What you will do =>
Leaving the pictures aside, transcribe every line below exactly.

**** Provided data ****

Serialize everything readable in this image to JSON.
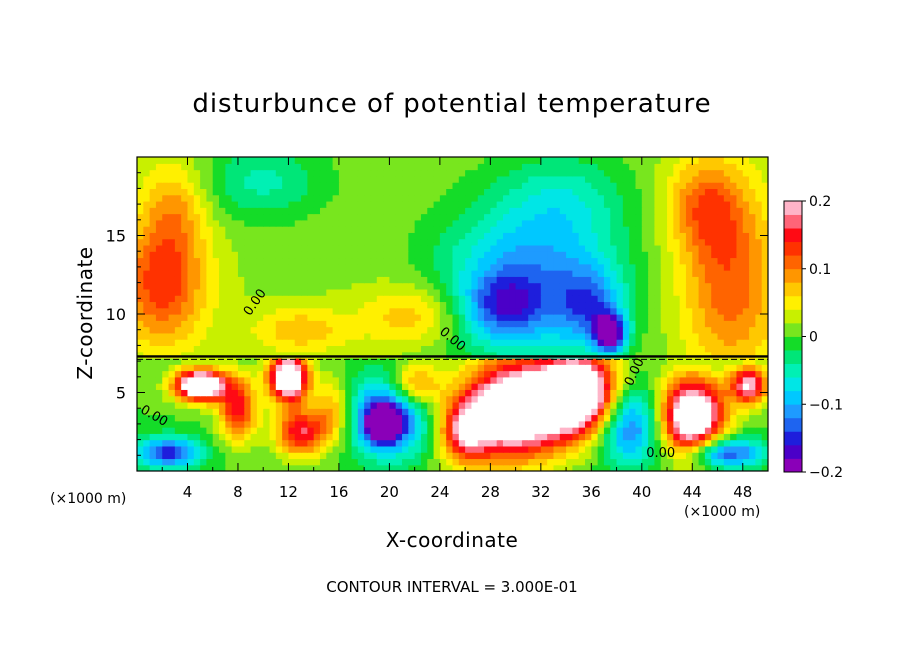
{
  "chart_data": {
    "type": "heatmap",
    "title": "disturbunce of potential temperature",
    "xlabel": "X-coordinate",
    "ylabel": "Z-coordinate",
    "x_unit_label": "(×1000 m)",
    "x_unit_label_right": "(×1000 m)",
    "footer": "CONTOUR INTERVAL = 3.000E-01",
    "xlim": [
      0,
      50
    ],
    "ylim": [
      0,
      20
    ],
    "x_ticks": [
      4,
      8,
      12,
      16,
      20,
      24,
      28,
      32,
      36,
      40,
      44,
      48
    ],
    "y_ticks": [
      5,
      10,
      15
    ],
    "colorbar": {
      "range": [
        -0.2,
        0.2
      ],
      "tick_values": [
        0.2,
        0.1,
        0,
        -0.1,
        -0.2
      ],
      "tick_labels": [
        "0.2",
        "0.1",
        "0",
        "−0.1",
        "−0.2"
      ],
      "colors": [
        "#8a00b8",
        "#4b00c8",
        "#1e1edc",
        "#1e64f0",
        "#1e9bff",
        "#00c8ff",
        "#00e6e6",
        "#00f0b4",
        "#00e678",
        "#14dc28",
        "#78e61e",
        "#c8f000",
        "#fff000",
        "#ffc800",
        "#ff9600",
        "#ff6400",
        "#ff3200",
        "#ff0a14",
        "#ff6478",
        "#ffb4c8"
      ]
    },
    "contour_labels": [
      {
        "text": "0.00",
        "x": 9.6,
        "z": 10.6,
        "rot": -55
      },
      {
        "text": "0.00",
        "x": 24.8,
        "z": 8.2,
        "rot": 40
      },
      {
        "text": "0.00",
        "x": 39.7,
        "z": 6.2,
        "rot": -65
      },
      {
        "text": "0.00",
        "x": 41.5,
        "z": 0.9,
        "rot": 0
      },
      {
        "text": "0.00",
        "x": 1.2,
        "z": 3.3,
        "rot": 30
      }
    ],
    "field_blobs": [
      {
        "x": 2,
        "z": 12,
        "rx": 3.5,
        "rz": 4,
        "v": 0.12
      },
      {
        "x": 3,
        "z": 17,
        "rx": 2.5,
        "rz": 3,
        "v": 0.06
      },
      {
        "x": 10,
        "z": 18.5,
        "rx": 5,
        "rz": 2.5,
        "v": -0.06
      },
      {
        "x": 13,
        "z": 9,
        "rx": 4,
        "rz": 1.5,
        "v": 0.06
      },
      {
        "x": 22,
        "z": 10,
        "rx": 4,
        "rz": 2,
        "v": 0.07
      },
      {
        "x": 19,
        "z": 16,
        "rx": 3,
        "rz": 3,
        "v": 0.0
      },
      {
        "x": 31,
        "z": 12,
        "rx": 7,
        "rz": 5,
        "v": -0.13
      },
      {
        "x": 29,
        "z": 10.5,
        "rx": 3,
        "rz": 2,
        "v": -0.08
      },
      {
        "x": 36,
        "z": 10.5,
        "rx": 2.5,
        "rz": 2.5,
        "v": -0.09
      },
      {
        "x": 34,
        "z": 17.5,
        "rx": 5,
        "rz": 3,
        "v": -0.05
      },
      {
        "x": 37.5,
        "z": 8.8,
        "rx": 1.2,
        "rz": 1.2,
        "v": -0.2
      },
      {
        "x": 47,
        "z": 12,
        "rx": 4,
        "rz": 6,
        "v": 0.1
      },
      {
        "x": 45,
        "z": 17,
        "rx": 3,
        "rz": 3,
        "v": 0.08
      },
      {
        "x": 5,
        "z": 5.5,
        "rx": 2,
        "rz": 1,
        "v": 0.3
      },
      {
        "x": 8,
        "z": 4,
        "rx": 1.5,
        "rz": 2,
        "v": 0.15
      },
      {
        "x": 12,
        "z": 6,
        "rx": 1.5,
        "rz": 1.5,
        "v": 0.3
      },
      {
        "x": 13,
        "z": 2.5,
        "rx": 2,
        "rz": 1.5,
        "v": 0.16
      },
      {
        "x": 20,
        "z": 3.5,
        "rx": 3,
        "rz": 2.5,
        "v": -0.17
      },
      {
        "x": 19.5,
        "z": 3.0,
        "rx": 1.2,
        "rz": 1,
        "v": -0.22
      },
      {
        "x": 22,
        "z": 5.5,
        "rx": 2,
        "rz": 1.5,
        "v": 0.12
      },
      {
        "x": 30,
        "z": 4,
        "rx": 4,
        "rz": 3,
        "v": 0.3
      },
      {
        "x": 26,
        "z": 2.5,
        "rx": 2,
        "rz": 2,
        "v": 0.15
      },
      {
        "x": 35,
        "z": 5,
        "rx": 3,
        "rz": 2.5,
        "v": 0.3
      },
      {
        "x": 39,
        "z": 3,
        "rx": 2.5,
        "rz": 2.5,
        "v": -0.14
      },
      {
        "x": 44,
        "z": 3.5,
        "rx": 2.5,
        "rz": 2.5,
        "v": 0.28
      },
      {
        "x": 46.5,
        "z": 1.2,
        "rx": 3,
        "rz": 1,
        "v": -0.16
      },
      {
        "x": 48.5,
        "z": 5.5,
        "rx": 1.5,
        "rz": 1.2,
        "v": 0.2
      },
      {
        "x": 2.5,
        "z": 1.2,
        "rx": 2.5,
        "rz": 1,
        "v": -0.15
      },
      {
        "x": 15.5,
        "z": 4,
        "rx": 1.5,
        "rz": 2,
        "v": 0.08
      }
    ]
  }
}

****

Solution for this problem =>
Serialize everything readable in this image to JSON.
{
  "chart_data": {
    "type": "heatmap",
    "title": "disturbunce of potential temperature",
    "xlabel": "X-coordinate",
    "ylabel": "Z-coordinate",
    "x_unit_label": "(×1000 m)",
    "x_unit_label_right": "(×1000 m)",
    "footer": "CONTOUR INTERVAL = 3.000E-01",
    "xlim": [
      0,
      50
    ],
    "ylim": [
      0,
      20
    ],
    "x_ticks": [
      4,
      8,
      12,
      16,
      20,
      24,
      28,
      32,
      36,
      40,
      44,
      48
    ],
    "y_ticks": [
      5,
      10,
      15
    ],
    "colorbar": {
      "range": [
        -0.2,
        0.2
      ],
      "tick_values": [
        0.2,
        0.1,
        0,
        -0.1,
        -0.2
      ],
      "tick_labels": [
        "0.2",
        "0.1",
        "0",
        "−0.1",
        "−0.2"
      ],
      "colors": [
        "#8a00b8",
        "#4b00c8",
        "#1e1edc",
        "#1e64f0",
        "#1e9bff",
        "#00c8ff",
        "#00e6e6",
        "#00f0b4",
        "#00e678",
        "#14dc28",
        "#78e61e",
        "#c8f000",
        "#fff000",
        "#ffc800",
        "#ff9600",
        "#ff6400",
        "#ff3200",
        "#ff0a14",
        "#ff6478",
        "#ffb4c8"
      ]
    },
    "contour_labels": [
      {
        "text": "0.00",
        "x": 9.6,
        "z": 10.6,
        "rot": -55
      },
      {
        "text": "0.00",
        "x": 24.8,
        "z": 8.2,
        "rot": 40
      },
      {
        "text": "0.00",
        "x": 39.7,
        "z": 6.2,
        "rot": -65
      },
      {
        "text": "0.00",
        "x": 41.5,
        "z": 0.9,
        "rot": 0
      },
      {
        "text": "0.00",
        "x": 1.2,
        "z": 3.3,
        "rot": 30
      }
    ],
    "field_blobs": [
      {
        "x": 2,
        "z": 12,
        "rx": 3.5,
        "rz": 4,
        "v": 0.12
      },
      {
        "x": 3,
        "z": 17,
        "rx": 2.5,
        "rz": 3,
        "v": 0.06
      },
      {
        "x": 10,
        "z": 18.5,
        "rx": 5,
        "rz": 2.5,
        "v": -0.06
      },
      {
        "x": 13,
        "z": 9,
        "rx": 4,
        "rz": 1.5,
        "v": 0.06
      },
      {
        "x": 22,
        "z": 10,
        "rx": 4,
        "rz": 2,
        "v": 0.07
      },
      {
        "x": 19,
        "z": 16,
        "rx": 3,
        "rz": 3,
        "v": 0.0
      },
      {
        "x": 31,
        "z": 12,
        "rx": 7,
        "rz": 5,
        "v": -0.13
      },
      {
        "x": 29,
        "z": 10.5,
        "rx": 3,
        "rz": 2,
        "v": -0.08
      },
      {
        "x": 36,
        "z": 10.5,
        "rx": 2.5,
        "rz": 2.5,
        "v": -0.09
      },
      {
        "x": 34,
        "z": 17.5,
        "rx": 5,
        "rz": 3,
        "v": -0.05
      },
      {
        "x": 37.5,
        "z": 8.8,
        "rx": 1.2,
        "rz": 1.2,
        "v": -0.2
      },
      {
        "x": 47,
        "z": 12,
        "rx": 4,
        "rz": 6,
        "v": 0.1
      },
      {
        "x": 45,
        "z": 17,
        "rx": 3,
        "rz": 3,
        "v": 0.08
      },
      {
        "x": 5,
        "z": 5.5,
        "rx": 2,
        "rz": 1,
        "v": 0.3
      },
      {
        "x": 8,
        "z": 4,
        "rx": 1.5,
        "rz": 2,
        "v": 0.15
      },
      {
        "x": 12,
        "z": 6,
        "rx": 1.5,
        "rz": 1.5,
        "v": 0.3
      },
      {
        "x": 13,
        "z": 2.5,
        "rx": 2,
        "rz": 1.5,
        "v": 0.16
      },
      {
        "x": 20,
        "z": 3.5,
        "rx": 3,
        "rz": 2.5,
        "v": -0.17
      },
      {
        "x": 19.5,
        "z": 3.0,
        "rx": 1.2,
        "rz": 1,
        "v": -0.22
      },
      {
        "x": 22,
        "z": 5.5,
        "rx": 2,
        "rz": 1.5,
        "v": 0.12
      },
      {
        "x": 30,
        "z": 4,
        "rx": 4,
        "rz": 3,
        "v": 0.3
      },
      {
        "x": 26,
        "z": 2.5,
        "rx": 2,
        "rz": 2,
        "v": 0.15
      },
      {
        "x": 35,
        "z": 5,
        "rx": 3,
        "rz": 2.5,
        "v": 0.3
      },
      {
        "x": 39,
        "z": 3,
        "rx": 2.5,
        "rz": 2.5,
        "v": -0.14
      },
      {
        "x": 44,
        "z": 3.5,
        "rx": 2.5,
        "rz": 2.5,
        "v": 0.28
      },
      {
        "x": 46.5,
        "z": 1.2,
        "rx": 3,
        "rz": 1,
        "v": -0.16
      },
      {
        "x": 48.5,
        "z": 5.5,
        "rx": 1.5,
        "rz": 1.2,
        "v": 0.2
      },
      {
        "x": 2.5,
        "z": 1.2,
        "rx": 2.5,
        "rz": 1,
        "v": -0.15
      },
      {
        "x": 15.5,
        "z": 4,
        "rx": 1.5,
        "rz": 2,
        "v": 0.08
      }
    ]
  }
}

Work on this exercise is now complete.